**ASSIGNMENT:** Starting at the top line and ending at the last, restate the records exactly.

[Dataset records of document pages]
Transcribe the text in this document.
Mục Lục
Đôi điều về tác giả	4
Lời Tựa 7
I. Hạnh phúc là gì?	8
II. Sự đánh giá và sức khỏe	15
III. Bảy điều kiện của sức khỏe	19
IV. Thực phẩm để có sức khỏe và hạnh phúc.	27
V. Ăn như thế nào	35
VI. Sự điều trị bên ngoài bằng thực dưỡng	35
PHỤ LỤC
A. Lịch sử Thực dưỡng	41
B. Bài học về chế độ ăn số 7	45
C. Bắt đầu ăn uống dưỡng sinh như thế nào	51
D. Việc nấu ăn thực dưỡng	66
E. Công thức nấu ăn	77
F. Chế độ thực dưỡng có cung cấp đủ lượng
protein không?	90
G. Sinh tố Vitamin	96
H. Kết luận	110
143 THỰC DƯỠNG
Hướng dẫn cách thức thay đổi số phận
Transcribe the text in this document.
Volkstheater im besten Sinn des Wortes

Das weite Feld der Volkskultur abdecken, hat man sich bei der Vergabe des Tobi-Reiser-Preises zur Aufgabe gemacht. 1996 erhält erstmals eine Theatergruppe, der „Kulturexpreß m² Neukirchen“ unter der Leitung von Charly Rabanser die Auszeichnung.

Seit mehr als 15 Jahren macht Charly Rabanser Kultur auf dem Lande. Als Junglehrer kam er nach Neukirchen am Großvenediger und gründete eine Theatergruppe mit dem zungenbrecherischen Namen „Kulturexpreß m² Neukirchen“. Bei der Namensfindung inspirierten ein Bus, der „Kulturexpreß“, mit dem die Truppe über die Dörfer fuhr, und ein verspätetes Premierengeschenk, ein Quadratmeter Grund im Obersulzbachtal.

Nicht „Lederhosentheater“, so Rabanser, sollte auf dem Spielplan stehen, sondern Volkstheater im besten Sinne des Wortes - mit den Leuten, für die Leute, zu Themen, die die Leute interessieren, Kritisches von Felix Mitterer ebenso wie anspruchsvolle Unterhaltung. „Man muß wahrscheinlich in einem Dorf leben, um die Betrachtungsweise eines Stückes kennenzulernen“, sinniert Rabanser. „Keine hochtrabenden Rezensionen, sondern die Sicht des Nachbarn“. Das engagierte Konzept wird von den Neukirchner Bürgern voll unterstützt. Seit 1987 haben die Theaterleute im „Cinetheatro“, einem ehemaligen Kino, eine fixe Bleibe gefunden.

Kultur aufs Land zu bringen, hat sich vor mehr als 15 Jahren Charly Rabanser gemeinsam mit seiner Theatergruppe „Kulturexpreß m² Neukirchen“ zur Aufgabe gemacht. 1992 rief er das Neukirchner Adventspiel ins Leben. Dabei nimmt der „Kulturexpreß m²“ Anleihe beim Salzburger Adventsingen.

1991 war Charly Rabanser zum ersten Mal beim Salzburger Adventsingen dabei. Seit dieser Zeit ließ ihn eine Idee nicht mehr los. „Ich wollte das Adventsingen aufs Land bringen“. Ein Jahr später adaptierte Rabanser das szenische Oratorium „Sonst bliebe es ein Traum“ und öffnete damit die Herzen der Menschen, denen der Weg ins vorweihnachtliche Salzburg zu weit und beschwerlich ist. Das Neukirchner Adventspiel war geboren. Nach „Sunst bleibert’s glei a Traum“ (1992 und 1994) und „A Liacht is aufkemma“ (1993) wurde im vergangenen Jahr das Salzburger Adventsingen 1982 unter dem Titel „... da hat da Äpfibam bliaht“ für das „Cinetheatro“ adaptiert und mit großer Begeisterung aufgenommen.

**WRITTEN SOLUTION:**
Transcribe the text in this document.
Mục Lục
Đôi điều về tác giả	4
Lời Tựa 7
I. Hạnh phúc là gì?	8
II. Sự đánh giá và sức khỏe	15
III. Bảy điều kiện của sức khỏe	19
IV. Thực phẩm để có sức khỏe và hạnh phúc.	27
V. Ăn như thế nào	35
VI. Sự điều trị bên ngoài bằng thực dưỡng	35
PHỤ LỤC
A. Lịch sử Thực dưỡng	41
B. Bài học về chế độ ăn số 7	45
C. Bắt đầu ăn uống dưỡng sinh như thế nào	51
D. Việc nấu ăn thực dưỡng	66
E. Công thức nấu ăn	77
F. Chế độ thực dưỡng có cung cấp đủ lượng
protein không?	90
G. Sinh tố Vitamin	96
H. Kết luận	110
143 THỰC DƯỠNG
Hướng dẫn cách thức thay đổi số phận
Transcribe the text in this document.
Volkstheater im besten Sinn des Wortes

Das weite Feld der Volkskultur abdecken, hat man sich bei der Vergabe des Tobi-Reiser-Preises zur Aufgabe gemacht. 1996 erhält erstmals eine Theatergruppe, der „Kulturexpreß m² Neukirchen“ unter der Leitung von Charly Rabanser die Auszeichnung.

Seit mehr als 15 Jahren macht Charly Rabanser Kultur auf dem Lande. Als Junglehrer kam er nach Neukirchen am Großvenediger und gründete eine Theatergruppe mit dem zungenbrecherischen Namen „Kulturexpreß m² Neukirchen“. Bei der Namensfindung inspirierten ein Bus, der „Kulturexpreß“, mit dem die Truppe über die Dörfer fuhr, und ein verspätetes Premierengeschenk, ein Quadratmeter Grund im Obersulzbachtal.

Nicht „Lederhosentheater“, so Rabanser, sollte auf dem Spielplan stehen, sondern Volkstheater im besten Sinne des Wortes - mit den Leuten, für die Leute, zu Themen, die die Leute interessieren, Kritisches von Felix Mitterer ebenso wie anspruchsvolle Unterhaltung. „Man muß wahrscheinlich in einem Dorf leben, um die Betrachtungsweise eines Stückes kennenzulernen“, sinniert Rabanser. „Keine hochtrabenden Rezensionen, sondern die Sicht des Nachbarn“. Das engagierte Konzept wird von den Neukirchner Bürgern voll unterstützt. Seit 1987 haben die Theaterleute im „Cinetheatro“, einem ehemaligen Kino, eine fixe Bleibe gefunden.

Kultur aufs Land zu bringen, hat sich vor mehr als 15 Jahren Charly Rabanser gemeinsam mit seiner Theatergruppe „Kulturexpreß m² Neukirchen“ zur Aufgabe gemacht. 1992 rief er das Neukirchner Adventspiel ins Leben. Dabei nimmt der „Kulturexpreß m²“ Anleihe beim Salzburger Adventsingen.

1991 war Charly Rabanser zum ersten Mal beim Salzburger Adventsingen dabei. Seit dieser Zeit ließ ihn eine Idee nicht mehr los. „Ich wollte das Adventsingen aufs Land bringen“. Ein Jahr später adaptierte Rabanser das szenische Oratorium „Sonst bliebe es ein Traum“ und öffnete damit die Herzen der Menschen, denen der Weg ins vorweihnachtliche Salzburg zu weit und beschwerlich ist. Das Neukirchner Adventspiel war geboren. Nach „Sunst bleibert’s glei a Traum“ (1992 und 1994) und „A Liacht is aufkemma“ (1993) wurde im vergangenen Jahr das Salzburger Adventsingen 1982 unter dem Titel „... da hat da Äpfibam bliaht“ für das „Cinetheatro“ adaptiert und mit großer Begeisterung aufgenommen.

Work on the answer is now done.